◆ Stored rows:
+++++

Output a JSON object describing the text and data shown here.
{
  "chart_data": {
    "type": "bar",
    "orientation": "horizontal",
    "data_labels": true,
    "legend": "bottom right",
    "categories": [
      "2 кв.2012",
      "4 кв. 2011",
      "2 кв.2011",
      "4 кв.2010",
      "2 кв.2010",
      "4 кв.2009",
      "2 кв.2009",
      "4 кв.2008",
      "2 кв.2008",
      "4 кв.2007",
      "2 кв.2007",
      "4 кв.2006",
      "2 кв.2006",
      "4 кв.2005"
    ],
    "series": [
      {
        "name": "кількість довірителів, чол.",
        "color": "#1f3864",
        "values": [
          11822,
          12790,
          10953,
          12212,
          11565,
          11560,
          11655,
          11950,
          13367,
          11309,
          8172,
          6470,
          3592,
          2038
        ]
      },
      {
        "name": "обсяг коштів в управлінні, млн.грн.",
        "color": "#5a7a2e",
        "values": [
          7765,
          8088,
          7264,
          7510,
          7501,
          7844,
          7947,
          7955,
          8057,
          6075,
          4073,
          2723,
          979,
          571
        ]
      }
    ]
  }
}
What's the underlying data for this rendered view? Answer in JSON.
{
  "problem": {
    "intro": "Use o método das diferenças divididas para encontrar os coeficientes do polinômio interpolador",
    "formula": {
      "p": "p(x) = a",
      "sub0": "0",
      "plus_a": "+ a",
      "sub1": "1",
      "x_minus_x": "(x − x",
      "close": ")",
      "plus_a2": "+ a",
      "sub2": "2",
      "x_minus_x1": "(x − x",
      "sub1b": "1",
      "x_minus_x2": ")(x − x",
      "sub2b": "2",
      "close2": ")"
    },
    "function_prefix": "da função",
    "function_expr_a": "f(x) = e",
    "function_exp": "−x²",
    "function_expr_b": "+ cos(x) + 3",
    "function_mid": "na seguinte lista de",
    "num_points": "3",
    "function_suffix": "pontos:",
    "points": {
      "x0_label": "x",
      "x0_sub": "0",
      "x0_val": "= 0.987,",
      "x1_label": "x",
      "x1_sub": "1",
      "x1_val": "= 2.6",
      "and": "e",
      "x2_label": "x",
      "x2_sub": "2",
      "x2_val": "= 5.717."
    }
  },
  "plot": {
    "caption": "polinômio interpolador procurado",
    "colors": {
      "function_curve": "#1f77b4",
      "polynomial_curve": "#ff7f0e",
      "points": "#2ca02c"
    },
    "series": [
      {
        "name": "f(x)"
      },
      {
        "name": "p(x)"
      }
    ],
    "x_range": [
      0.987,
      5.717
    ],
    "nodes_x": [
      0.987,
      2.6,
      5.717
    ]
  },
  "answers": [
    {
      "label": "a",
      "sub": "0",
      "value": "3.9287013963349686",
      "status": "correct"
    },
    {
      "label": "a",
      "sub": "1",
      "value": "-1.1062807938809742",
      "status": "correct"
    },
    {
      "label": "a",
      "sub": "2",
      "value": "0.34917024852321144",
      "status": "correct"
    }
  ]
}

+++++

◆ Work to be completed: Reproduce the listing in full. Keep it exactly as written.

◆ The response:
Output a JSON object describing the text and data shown here.
{
  "chart_data": {
    "type": "bar",
    "orientation": "horizontal",
    "data_labels": true,
    "legend": "bottom right",
    "categories": [
      "2 кв.2012",
      "4 кв. 2011",
      "2 кв.2011",
      "4 кв.2010",
      "2 кв.2010",
      "4 кв.2009",
      "2 кв.2009",
      "4 кв.2008",
      "2 кв.2008",
      "4 кв.2007",
      "2 кв.2007",
      "4 кв.2006",
      "2 кв.2006",
      "4 кв.2005"
    ],
    "series": [
      {
        "name": "кількість довірителів, чол.",
        "color": "#1f3864",
        "values": [
          11822,
          12790,
          10953,
          12212,
          11565,
          11560,
          11655,
          11950,
          13367,
          11309,
          8172,
          6470,
          3592,
          2038
        ]
      },
      {
        "name": "обсяг коштів в управлінні, млн.грн.",
        "color": "#5a7a2e",
        "values": [
          7765,
          8088,
          7264,
          7510,
          7501,
          7844,
          7947,
          7955,
          8057,
          6075,
          4073,
          2723,
          979,
          571
        ]
      }
    ]
  }
}
What's the underlying data for this rendered view? Answer in JSON.
{
  "problem": {
    "intro": "Use o método das diferenças divididas para encontrar os coeficientes do polinômio interpolador",
    "formula": {
      "p": "p(x) = a",
      "sub0": "0",
      "plus_a": "+ a",
      "sub1": "1",
      "x_minus_x": "(x − x",
      "close": ")",
      "plus_a2": "+ a",
      "sub2": "2",
      "x_minus_x1": "(x − x",
      "sub1b": "1",
      "x_minus_x2": ")(x − x",
      "sub2b": "2",
      "close2": ")"
    },
    "function_prefix": "da função",
    "function_expr_a": "f(x) = e",
    "function_exp": "−x²",
    "function_expr_b": "+ cos(x) + 3",
    "function_mid": "na seguinte lista de",
    "num_points": "3",
    "function_suffix": "pontos:",
    "points": {
      "x0_label": "x",
      "x0_sub": "0",
      "x0_val": "= 0.987,",
      "x1_label": "x",
      "x1_sub": "1",
      "x1_val": "= 2.6",
      "and": "e",
      "x2_label": "x",
      "x2_sub": "2",
      "x2_val": "= 5.717."
    }
  },
  "plot": {
    "caption": "polinômio interpolador procurado",
    "colors": {
      "function_curve": "#1f77b4",
      "polynomial_curve": "#ff7f0e",
      "points": "#2ca02c"
    },
    "series": [
      {
        "name": "f(x)"
      },
      {
        "name": "p(x)"
      }
    ],
    "x_range": [
      0.987,
      5.717
    ],
    "nodes_x": [
      0.987,
      2.6,
      5.717
    ]
  },
  "answers": [
    {
      "label": "a",
      "sub": "0",
      "value": "3.9287013963349686",
      "status": "correct"
    },
    {
      "label": "a",
      "sub": "1",
      "value": "-1.1062807938809742",
      "status": "correct"
    },
    {
      "label": "a",
      "sub": "2",
      "value": "0.34917024852321144",
      "status": "correct"
    }
  ]
}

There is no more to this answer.